YOUR INSTRUCTIONS: Rewrite the data below with "row-header" substituted for every occurrence of "row-label", keeping everything else identical.

(Layout region records)
• • • • • • •

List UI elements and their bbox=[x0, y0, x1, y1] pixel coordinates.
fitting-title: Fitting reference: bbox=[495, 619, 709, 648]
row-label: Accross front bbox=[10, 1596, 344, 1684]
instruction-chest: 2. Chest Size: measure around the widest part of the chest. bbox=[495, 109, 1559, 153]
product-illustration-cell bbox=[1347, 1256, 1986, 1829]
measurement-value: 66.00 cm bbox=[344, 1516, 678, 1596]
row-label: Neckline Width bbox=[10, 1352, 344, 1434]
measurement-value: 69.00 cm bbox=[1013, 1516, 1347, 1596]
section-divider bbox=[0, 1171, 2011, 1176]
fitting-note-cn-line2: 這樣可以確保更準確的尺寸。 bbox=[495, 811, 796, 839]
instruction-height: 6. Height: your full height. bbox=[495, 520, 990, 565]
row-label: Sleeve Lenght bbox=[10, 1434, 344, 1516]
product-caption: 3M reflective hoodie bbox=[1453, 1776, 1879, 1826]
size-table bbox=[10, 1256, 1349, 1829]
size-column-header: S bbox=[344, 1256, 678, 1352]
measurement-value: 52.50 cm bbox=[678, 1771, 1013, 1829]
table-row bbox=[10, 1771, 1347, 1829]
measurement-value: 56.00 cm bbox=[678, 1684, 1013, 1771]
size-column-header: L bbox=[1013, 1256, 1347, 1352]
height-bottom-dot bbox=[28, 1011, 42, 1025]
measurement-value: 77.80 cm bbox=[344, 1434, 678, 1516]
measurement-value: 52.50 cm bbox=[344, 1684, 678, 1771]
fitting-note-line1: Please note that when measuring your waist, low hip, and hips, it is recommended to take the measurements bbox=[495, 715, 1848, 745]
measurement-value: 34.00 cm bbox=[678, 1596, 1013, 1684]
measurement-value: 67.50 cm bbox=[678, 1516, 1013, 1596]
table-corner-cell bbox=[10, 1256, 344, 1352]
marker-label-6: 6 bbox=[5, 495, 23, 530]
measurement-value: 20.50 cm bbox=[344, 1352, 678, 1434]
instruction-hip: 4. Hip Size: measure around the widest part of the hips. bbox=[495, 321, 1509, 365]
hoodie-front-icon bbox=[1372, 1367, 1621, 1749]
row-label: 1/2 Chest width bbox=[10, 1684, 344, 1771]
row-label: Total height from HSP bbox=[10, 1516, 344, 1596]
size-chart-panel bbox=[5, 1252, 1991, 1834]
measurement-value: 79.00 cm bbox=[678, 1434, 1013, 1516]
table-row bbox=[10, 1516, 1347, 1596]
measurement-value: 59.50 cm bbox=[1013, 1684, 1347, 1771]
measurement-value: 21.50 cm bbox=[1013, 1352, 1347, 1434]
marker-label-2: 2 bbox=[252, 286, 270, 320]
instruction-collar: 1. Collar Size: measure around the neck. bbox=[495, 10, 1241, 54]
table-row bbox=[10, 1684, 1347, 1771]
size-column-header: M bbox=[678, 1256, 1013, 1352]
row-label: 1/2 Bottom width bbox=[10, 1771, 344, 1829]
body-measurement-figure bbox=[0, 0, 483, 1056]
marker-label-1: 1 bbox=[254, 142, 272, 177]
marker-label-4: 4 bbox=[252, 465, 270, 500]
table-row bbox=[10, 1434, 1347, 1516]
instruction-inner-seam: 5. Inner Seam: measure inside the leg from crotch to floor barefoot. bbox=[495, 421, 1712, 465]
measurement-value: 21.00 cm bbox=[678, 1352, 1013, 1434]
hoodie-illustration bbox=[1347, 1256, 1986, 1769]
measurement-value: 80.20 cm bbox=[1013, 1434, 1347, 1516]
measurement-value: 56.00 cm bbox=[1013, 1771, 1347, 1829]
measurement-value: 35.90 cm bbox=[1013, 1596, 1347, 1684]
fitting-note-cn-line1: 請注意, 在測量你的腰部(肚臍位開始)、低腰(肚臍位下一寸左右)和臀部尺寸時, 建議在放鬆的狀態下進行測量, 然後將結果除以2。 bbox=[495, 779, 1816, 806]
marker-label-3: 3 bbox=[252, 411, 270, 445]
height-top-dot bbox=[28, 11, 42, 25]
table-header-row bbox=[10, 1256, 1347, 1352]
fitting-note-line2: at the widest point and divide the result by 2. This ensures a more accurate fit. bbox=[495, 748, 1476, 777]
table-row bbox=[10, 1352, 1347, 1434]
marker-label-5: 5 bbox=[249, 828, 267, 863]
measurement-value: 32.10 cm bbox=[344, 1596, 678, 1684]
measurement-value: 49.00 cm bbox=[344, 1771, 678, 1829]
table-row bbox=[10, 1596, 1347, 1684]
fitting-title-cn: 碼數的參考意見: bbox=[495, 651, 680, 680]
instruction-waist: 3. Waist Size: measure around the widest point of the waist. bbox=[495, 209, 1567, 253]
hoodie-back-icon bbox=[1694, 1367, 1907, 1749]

• • • • • • •

IN RESPONSE:
List UI elements and their bbox=[x0, y0, x1, y1] pixel coordinates.
fitting-title: Fitting reference: bbox=[495, 619, 709, 648]
row-header: Accross front bbox=[10, 1596, 344, 1684]
instruction-chest: 2. Chest Size: measure around the widest part of the chest. bbox=[495, 109, 1559, 153]
product-illustration-cell bbox=[1347, 1256, 1986, 1829]
measurement-value: 66.00 cm bbox=[344, 1516, 678, 1596]
row-header: Neckline Width bbox=[10, 1352, 344, 1434]
measurement-value: 69.00 cm bbox=[1013, 1516, 1347, 1596]
section-divider bbox=[0, 1171, 2011, 1176]
fitting-note-cn-line2: 這樣可以確保更準確的尺寸。 bbox=[495, 811, 796, 839]
instruction-height: 6. Height: your full height. bbox=[495, 520, 990, 565]
row-header: Sleeve Lenght bbox=[10, 1434, 344, 1516]
product-caption: 3M reflective hoodie bbox=[1453, 1776, 1879, 1826]
size-table bbox=[10, 1256, 1349, 1829]
size-column-header: S bbox=[344, 1256, 678, 1352]
measurement-value: 52.50 cm bbox=[678, 1771, 1013, 1829]
table-row bbox=[10, 1771, 1347, 1829]
measurement-value: 56.00 cm bbox=[678, 1684, 1013, 1771]
size-column-header: L bbox=[1013, 1256, 1347, 1352]
height-bottom-dot bbox=[28, 1011, 42, 1025]
measurement-value: 77.80 cm bbox=[344, 1434, 678, 1516]
measurement-value: 52.50 cm bbox=[344, 1684, 678, 1771]
fitting-note-line1: Please note that when measuring your waist, low hip, and hips, it is recommended to take the measurements bbox=[495, 715, 1848, 745]
measurement-value: 34.00 cm bbox=[678, 1596, 1013, 1684]
measurement-value: 67.50 cm bbox=[678, 1516, 1013, 1596]
table-corner-cell bbox=[10, 1256, 344, 1352]
marker-label-6: 6 bbox=[5, 495, 23, 530]
measurement-value: 20.50 cm bbox=[344, 1352, 678, 1434]
instruction-hip: 4. Hip Size: measure around the widest part of the hips. bbox=[495, 321, 1509, 365]
hoodie-front-icon bbox=[1372, 1367, 1621, 1749]
row-header: 1/2 Chest width bbox=[10, 1684, 344, 1771]
row-header: Total height from HSP bbox=[10, 1516, 344, 1596]
size-chart-panel bbox=[5, 1252, 1991, 1834]
measurement-value: 79.00 cm bbox=[678, 1434, 1013, 1516]
table-row bbox=[10, 1516, 1347, 1596]
measurement-value: 59.50 cm bbox=[1013, 1684, 1347, 1771]
measurement-value: 21.50 cm bbox=[1013, 1352, 1347, 1434]
marker-label-2: 2 bbox=[252, 286, 270, 320]
instruction-collar: 1. Collar Size: measure around the neck. bbox=[495, 10, 1241, 54]
table-row bbox=[10, 1684, 1347, 1771]
size-column-header: M bbox=[678, 1256, 1013, 1352]
row-header: 1/2 Bottom width bbox=[10, 1771, 344, 1829]
body-measurement-figure bbox=[0, 0, 483, 1056]
marker-label-1: 1 bbox=[254, 142, 272, 177]
marker-label-4: 4 bbox=[252, 465, 270, 500]
table-row bbox=[10, 1434, 1347, 1516]
instruction-inner-seam: 5. Inner Seam: measure inside the leg from crotch to floor barefoot. bbox=[495, 421, 1712, 465]
measurement-value: 21.00 cm bbox=[678, 1352, 1013, 1434]
hoodie-illustration bbox=[1347, 1256, 1986, 1769]
measurement-value: 80.20 cm bbox=[1013, 1434, 1347, 1516]
measurement-value: 56.00 cm bbox=[1013, 1771, 1347, 1829]
measurement-value: 35.90 cm bbox=[1013, 1596, 1347, 1684]
fitting-note-cn-line1: 請注意, 在測量你的腰部(肚臍位開始)、低腰(肚臍位下一寸左右)和臀部尺寸時, 建議在放鬆的狀態下進行測量, 然後將結果除以2。 bbox=[495, 779, 1816, 806]
marker-label-3: 3 bbox=[252, 411, 270, 445]
height-top-dot bbox=[28, 11, 42, 25]
table-header-row bbox=[10, 1256, 1347, 1352]
fitting-note-line2: at the widest point and divide the result by 2. This ensures a more accurate fit. bbox=[495, 748, 1476, 777]
table-row bbox=[10, 1352, 1347, 1434]
marker-label-5: 5 bbox=[249, 828, 267, 863]
measurement-value: 32.10 cm bbox=[344, 1596, 678, 1684]
measurement-value: 49.00 cm bbox=[344, 1771, 678, 1829]
table-row bbox=[10, 1596, 1347, 1684]
fitting-title-cn: 碼數的參考意見: bbox=[495, 651, 680, 680]
instruction-waist: 3. Waist Size: measure around the widest point of the waist. bbox=[495, 209, 1567, 253]
hoodie-back-icon bbox=[1694, 1367, 1907, 1749]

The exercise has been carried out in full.